Exercise instructions:
1. Answer these questions from the RealtimeKit description:
(a) Which scheduling policy does RealtimeKit give to user processes or threads on request?
(b) To which policy does the watchdog demote all real-time threads if the system overloads?
(c) What is used to verify client authorization?
2. Transcribe the part of the RealtimeKit description that opens with the words containing "RealtimeKit hands out" and closes with "per time interval.".

Mini Shell
REALTIMEKIT Realtime Policy and Watchdog Daemon
GIT:
git://git.0pointer.de/rtkit.git
GITWEB:
http://git.0pointer.de/?p=rtkit.git
NOTES:
RealtimeKit is a D-Bus system service that changes the
scheduling policy of user processes/threads to SCHED_RR
(i.e. realtime scheduling mode) on request. It is intended to
be used as a secure mechanism to allow real-time scheduling to
be used by normal user processes.
RealtimeKit enforces strict policies when handing out
real-time security to user threads:
* Only clients with RLIMIT_RTTIME set will get RT scheduling
* RT scheduling will only be handed out to processes with
SCHED_RESET_ON_FORK set to guarantee that the scheduling
settings cannot 'leak' to child processes, thus making sure
that 'RT fork bombs' cannot be used to bypass RLIMIT_RTTIME
and take the system down.
* Limits are enforced on all user controllable resources, only
a maximum number of users, processes, threads can request RT
scheduling at the same time.
* Only a limited number of threads may be made RT in a
specific time frame.
* Client authorization is verified with PolicyKit
RealtimeKit can also be used to hand outh high priority
scheduling (i.e. negative nice level) to user processes.
In addition to this a-priori policy enforcement, RealtimeKit
also provides a-posteriori policy enforcement, i.e. it
includes a canary-based watchdog that automatically demotes
all real-time threads to SCHED_OTHER should the system
overload despite the logic pointed out above. For more
information regarding canary-based RT watchdogs, see the
Acknowledgments section below.
In its duty to manage real-time scheduling *securely*
RealtimeKit runs as unpriviliged user, and uses capabalities,
resource limits and chroot() to minimize its security impact.
RealtimeKit probably has little use in embedded or server use
cases, use RLIMIT_RTPRIO tehre instead.
WHY:
If processes that have real-time scheduling privileges enter a
busy loop they can freeze the entire the system. To make sure
such run-away processes cannot do this RLIMIT_RTTIME has been
introduced. Being a per-process limit it is however easily
cirumvented by combining a fork bomb with a busy loop.
RealtimeKit hands out RT scheduling to specific threads that
ask for it -- but only to those and due to SCHED_RESET_ON_FORK
it can be sure that this won't 'leak'.
In contrast to RLIMIT_RTPRIO the RealtimeKit logic makes sure
that only a certain number of threads can be made realtime,
per user, per process and per time interval.

Given material:
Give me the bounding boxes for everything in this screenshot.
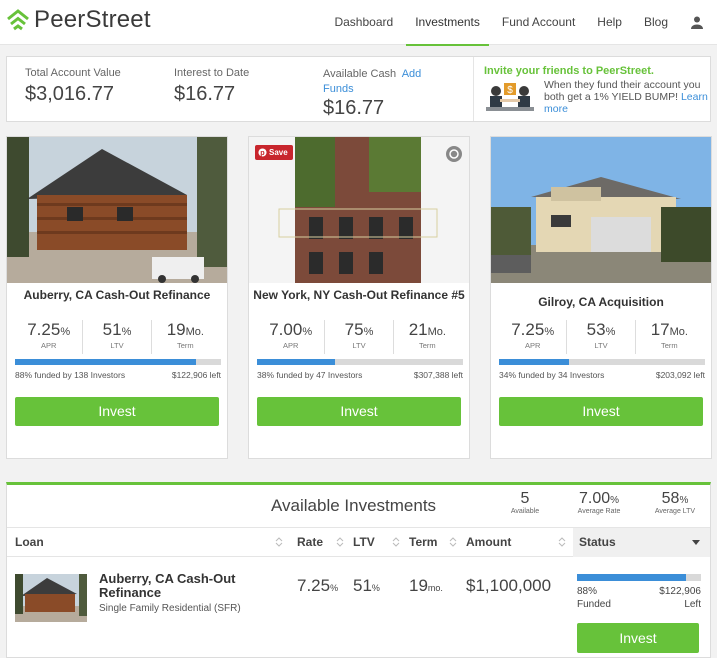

Outputs by task:
1.
(a) SCHED_RR
(b) SCHED_OTHER
(c) PolicyKit

2.
RealtimeKit hands out RT scheduling to specific threads that
ask for it -- but only to those and due to SCHED_RESET_ON_FORK
it can be sure that this won't 'leak'.
In contrast to RLIMIT_RTPRIO the RealtimeKit logic makes sure
that only a certain number of threads can be made realtime,
per user, per process and per time interval.